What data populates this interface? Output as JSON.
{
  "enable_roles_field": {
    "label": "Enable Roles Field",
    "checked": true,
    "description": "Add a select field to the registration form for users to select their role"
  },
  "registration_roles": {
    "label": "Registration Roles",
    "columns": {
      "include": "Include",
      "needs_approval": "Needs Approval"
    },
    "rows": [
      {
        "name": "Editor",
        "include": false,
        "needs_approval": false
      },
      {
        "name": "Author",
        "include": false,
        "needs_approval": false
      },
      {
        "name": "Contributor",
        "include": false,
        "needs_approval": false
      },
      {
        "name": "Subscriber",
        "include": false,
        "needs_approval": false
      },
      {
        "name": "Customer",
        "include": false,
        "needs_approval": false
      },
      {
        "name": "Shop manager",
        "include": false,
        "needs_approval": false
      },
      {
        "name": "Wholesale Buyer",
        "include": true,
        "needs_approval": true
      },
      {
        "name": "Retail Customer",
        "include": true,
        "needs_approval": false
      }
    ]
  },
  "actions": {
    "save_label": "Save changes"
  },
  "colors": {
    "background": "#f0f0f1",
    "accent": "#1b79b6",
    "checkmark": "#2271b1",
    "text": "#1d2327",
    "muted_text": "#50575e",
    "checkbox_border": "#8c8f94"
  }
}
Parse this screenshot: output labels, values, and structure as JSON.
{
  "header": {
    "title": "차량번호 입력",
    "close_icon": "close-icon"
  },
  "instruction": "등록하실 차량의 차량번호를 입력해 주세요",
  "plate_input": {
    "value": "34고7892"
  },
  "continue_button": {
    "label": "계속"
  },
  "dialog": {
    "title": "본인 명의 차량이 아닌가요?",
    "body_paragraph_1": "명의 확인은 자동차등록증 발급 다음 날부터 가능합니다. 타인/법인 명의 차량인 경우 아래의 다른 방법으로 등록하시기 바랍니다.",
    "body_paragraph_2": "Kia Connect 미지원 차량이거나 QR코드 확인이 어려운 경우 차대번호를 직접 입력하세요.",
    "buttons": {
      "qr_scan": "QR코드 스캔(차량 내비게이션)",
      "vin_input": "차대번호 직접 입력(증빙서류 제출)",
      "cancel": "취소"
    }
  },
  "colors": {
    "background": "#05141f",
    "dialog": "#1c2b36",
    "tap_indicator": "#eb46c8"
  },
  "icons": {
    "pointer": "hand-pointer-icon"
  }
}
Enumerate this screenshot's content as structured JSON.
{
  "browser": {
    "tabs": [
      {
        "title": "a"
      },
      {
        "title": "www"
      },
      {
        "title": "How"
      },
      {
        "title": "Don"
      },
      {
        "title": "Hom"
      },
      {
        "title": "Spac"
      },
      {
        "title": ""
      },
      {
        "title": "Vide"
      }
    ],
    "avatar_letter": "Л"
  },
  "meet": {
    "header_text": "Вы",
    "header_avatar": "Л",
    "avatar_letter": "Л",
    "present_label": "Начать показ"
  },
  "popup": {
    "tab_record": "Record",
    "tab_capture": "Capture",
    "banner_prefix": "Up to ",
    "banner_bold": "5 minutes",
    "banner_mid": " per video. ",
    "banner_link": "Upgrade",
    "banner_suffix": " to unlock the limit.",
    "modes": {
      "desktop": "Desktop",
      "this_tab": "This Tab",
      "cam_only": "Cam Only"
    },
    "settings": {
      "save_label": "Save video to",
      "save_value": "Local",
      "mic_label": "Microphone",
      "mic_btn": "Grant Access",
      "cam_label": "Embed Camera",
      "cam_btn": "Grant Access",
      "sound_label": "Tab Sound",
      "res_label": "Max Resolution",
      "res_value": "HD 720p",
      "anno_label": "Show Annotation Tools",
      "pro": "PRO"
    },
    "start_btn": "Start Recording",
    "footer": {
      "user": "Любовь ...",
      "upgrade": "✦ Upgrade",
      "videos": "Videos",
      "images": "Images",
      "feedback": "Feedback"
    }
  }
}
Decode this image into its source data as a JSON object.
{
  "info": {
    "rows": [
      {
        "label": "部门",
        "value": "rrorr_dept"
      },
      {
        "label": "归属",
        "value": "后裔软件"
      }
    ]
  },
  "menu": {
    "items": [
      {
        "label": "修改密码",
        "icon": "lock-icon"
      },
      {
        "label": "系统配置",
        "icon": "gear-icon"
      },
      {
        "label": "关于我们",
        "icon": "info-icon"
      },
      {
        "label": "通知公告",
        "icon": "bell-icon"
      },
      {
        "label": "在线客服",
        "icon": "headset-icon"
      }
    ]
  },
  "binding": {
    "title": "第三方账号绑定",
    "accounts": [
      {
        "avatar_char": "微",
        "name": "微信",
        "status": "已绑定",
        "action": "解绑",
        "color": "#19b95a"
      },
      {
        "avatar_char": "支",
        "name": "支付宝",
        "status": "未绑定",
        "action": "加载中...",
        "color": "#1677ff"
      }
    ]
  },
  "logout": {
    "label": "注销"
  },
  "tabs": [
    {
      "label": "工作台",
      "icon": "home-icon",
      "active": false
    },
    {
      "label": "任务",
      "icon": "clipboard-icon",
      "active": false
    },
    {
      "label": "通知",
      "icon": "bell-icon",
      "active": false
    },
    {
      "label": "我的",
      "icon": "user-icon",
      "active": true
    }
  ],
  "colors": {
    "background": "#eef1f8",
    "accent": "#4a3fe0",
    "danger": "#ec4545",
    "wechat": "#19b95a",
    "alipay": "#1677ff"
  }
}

**REQUIREMENTS**
Your answer should be only a number: how many lines of the data above contain the string "background"?

**ANSWER IN FULL**
3